▶ _The exercise_
Below is a block of records. Copy every line in it that contains the word "TRƯỜNG".

______

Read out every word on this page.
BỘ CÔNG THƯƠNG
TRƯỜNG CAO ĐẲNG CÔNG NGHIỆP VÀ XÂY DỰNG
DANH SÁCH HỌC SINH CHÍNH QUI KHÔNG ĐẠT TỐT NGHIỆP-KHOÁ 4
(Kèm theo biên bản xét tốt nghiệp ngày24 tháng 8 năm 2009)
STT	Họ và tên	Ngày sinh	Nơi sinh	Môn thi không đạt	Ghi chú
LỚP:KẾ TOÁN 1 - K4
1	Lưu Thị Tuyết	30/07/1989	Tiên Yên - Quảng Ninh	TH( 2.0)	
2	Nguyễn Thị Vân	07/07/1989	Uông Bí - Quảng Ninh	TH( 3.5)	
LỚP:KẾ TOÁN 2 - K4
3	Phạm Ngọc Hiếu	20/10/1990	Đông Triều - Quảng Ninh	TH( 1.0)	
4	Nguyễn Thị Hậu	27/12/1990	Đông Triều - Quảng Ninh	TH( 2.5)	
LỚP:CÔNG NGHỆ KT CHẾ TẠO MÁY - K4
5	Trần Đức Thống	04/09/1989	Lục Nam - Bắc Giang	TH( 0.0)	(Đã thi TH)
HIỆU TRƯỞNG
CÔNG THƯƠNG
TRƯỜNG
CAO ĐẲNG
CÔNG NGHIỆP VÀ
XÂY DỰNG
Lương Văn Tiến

______

▶ _Solution to the problem_
TRƯỜNG CAO ĐẲNG CÔNG NGHIỆP VÀ XÂY DỰNG
TRƯỜNG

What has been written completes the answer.